**OBJECTIVE**
Give the count of lines in the data that include "иметь", with no other words.
%%
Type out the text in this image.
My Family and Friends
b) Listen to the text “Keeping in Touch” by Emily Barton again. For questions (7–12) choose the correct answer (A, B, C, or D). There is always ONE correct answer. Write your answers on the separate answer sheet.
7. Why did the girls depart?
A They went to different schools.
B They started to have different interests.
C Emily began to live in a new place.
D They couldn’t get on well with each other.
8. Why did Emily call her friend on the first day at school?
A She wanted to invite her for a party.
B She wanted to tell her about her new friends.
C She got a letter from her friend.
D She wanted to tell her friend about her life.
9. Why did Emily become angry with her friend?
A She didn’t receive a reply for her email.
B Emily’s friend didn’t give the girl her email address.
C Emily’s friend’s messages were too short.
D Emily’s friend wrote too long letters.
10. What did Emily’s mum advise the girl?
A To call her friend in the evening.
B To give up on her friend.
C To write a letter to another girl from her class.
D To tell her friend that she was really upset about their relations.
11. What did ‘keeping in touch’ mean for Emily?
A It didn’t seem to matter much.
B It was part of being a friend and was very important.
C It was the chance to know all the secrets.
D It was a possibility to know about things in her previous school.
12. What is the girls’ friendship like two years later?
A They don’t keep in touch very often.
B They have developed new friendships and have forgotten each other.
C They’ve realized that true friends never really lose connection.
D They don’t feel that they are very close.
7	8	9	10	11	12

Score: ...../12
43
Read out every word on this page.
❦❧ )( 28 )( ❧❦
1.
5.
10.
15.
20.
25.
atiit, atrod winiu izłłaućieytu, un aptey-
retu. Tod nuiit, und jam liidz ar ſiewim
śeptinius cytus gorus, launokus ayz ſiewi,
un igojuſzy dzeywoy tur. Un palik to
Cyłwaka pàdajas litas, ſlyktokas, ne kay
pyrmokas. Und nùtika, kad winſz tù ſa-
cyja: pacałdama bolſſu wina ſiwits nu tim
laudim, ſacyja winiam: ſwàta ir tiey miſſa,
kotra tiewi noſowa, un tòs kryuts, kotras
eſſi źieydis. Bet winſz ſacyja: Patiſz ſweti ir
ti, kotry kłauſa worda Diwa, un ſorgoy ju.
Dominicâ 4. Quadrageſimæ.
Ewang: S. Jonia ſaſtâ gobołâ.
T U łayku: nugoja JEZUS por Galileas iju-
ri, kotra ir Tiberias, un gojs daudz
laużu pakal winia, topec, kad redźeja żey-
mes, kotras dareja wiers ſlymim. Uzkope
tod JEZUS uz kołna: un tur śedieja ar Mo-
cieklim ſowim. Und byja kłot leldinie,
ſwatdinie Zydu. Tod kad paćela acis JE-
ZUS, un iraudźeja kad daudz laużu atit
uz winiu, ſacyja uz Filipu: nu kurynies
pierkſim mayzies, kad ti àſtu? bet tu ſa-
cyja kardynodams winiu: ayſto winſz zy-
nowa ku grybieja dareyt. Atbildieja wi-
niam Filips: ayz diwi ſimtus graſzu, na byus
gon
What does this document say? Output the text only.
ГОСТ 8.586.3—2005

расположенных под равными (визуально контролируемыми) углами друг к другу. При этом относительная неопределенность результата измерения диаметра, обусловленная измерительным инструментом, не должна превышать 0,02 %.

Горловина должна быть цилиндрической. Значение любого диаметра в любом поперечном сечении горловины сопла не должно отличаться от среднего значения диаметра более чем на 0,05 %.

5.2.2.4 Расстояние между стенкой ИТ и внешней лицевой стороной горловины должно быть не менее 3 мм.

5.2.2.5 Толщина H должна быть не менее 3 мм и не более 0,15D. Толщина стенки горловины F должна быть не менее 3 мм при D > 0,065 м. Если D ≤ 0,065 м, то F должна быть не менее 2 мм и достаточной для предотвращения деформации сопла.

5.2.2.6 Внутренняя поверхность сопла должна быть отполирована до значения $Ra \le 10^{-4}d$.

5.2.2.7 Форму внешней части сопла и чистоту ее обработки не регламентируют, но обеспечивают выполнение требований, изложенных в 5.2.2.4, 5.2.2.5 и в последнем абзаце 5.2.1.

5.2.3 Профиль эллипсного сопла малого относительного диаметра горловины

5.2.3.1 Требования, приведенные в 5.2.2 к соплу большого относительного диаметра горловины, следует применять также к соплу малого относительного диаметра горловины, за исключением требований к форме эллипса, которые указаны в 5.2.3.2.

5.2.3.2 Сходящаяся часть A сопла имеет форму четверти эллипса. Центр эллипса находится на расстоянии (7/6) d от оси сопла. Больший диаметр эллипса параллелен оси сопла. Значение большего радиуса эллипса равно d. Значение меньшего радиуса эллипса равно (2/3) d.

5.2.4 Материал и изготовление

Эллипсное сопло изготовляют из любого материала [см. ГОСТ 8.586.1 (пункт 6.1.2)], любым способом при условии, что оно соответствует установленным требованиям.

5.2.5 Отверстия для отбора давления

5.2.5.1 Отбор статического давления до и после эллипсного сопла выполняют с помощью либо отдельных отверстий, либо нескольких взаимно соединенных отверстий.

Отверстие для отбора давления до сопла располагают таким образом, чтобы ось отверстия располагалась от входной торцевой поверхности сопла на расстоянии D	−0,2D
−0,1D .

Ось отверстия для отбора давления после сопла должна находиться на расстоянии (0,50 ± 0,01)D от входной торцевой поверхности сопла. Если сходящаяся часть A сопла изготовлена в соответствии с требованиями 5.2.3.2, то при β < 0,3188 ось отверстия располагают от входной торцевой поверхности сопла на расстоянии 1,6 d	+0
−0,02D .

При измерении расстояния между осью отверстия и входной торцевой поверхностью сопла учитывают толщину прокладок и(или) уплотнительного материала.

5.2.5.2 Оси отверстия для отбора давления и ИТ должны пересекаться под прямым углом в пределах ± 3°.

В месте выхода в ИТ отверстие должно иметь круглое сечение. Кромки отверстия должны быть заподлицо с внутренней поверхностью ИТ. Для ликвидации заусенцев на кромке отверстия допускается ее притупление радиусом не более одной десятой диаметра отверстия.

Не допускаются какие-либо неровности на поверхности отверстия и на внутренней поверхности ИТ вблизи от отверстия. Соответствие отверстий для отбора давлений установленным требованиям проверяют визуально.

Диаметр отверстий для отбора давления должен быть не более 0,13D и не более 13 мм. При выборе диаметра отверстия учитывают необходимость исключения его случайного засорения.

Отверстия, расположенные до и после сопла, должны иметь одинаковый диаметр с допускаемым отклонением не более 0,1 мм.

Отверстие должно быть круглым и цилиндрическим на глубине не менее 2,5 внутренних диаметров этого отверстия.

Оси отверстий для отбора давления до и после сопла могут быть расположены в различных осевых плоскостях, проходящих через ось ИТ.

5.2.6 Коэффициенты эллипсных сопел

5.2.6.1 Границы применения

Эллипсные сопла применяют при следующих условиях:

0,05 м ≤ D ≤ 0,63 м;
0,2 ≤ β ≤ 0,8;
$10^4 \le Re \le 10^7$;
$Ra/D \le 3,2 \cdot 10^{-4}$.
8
%%
**SOLVED EXERCISE**
2